§ **SHORT EXERCISE**:
Return every entry exactly.

Dataset items:
++++++++++++++++++++

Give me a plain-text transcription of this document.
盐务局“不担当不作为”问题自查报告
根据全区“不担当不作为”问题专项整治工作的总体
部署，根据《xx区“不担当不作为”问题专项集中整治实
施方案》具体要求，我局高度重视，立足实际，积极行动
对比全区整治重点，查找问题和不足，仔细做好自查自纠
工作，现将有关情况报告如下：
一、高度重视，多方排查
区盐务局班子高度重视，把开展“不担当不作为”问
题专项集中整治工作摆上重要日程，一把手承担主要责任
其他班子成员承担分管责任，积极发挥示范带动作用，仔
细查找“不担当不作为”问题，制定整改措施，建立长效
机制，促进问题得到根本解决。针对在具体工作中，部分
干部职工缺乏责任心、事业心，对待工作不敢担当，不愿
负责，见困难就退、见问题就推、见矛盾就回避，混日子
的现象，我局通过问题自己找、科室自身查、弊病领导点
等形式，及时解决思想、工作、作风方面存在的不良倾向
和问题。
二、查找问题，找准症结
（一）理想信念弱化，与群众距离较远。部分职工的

++++++++++++++++++++

§ **SOLUTION TO THE PROBLEM**:
Give me a plain-text transcription of this document.
盐务局“不担当不作为”问题自查报告
根据全区“不担当不作为”问题专项整治工作的总体
部署，根据《xx区“不担当不作为”问题专项集中整治实
施方案》具体要求，我局高度重视，立足实际，积极行动
对比全区整治重点，查找问题和不足，仔细做好自查自纠
工作，现将有关情况报告如下：
一、高度重视，多方排查
区盐务局班子高度重视，把开展“不担当不作为”问
题专项集中整治工作摆上重要日程，一把手承担主要责任
其他班子成员承担分管责任，积极发挥示范带动作用，仔
细查找“不担当不作为”问题，制定整改措施，建立长效
机制，促进问题得到根本解决。针对在具体工作中，部分
干部职工缺乏责任心、事业心，对待工作不敢担当，不愿
负责，见困难就退、见问题就推、见矛盾就回避，混日子
的现象，我局通过问题自己找、科室自身查、弊病领导点
等形式，及时解决思想、工作、作风方面存在的不良倾向
和问题。
二、查找问题，找准症结
（一）理想信念弱化，与群众距离较远。部分职工的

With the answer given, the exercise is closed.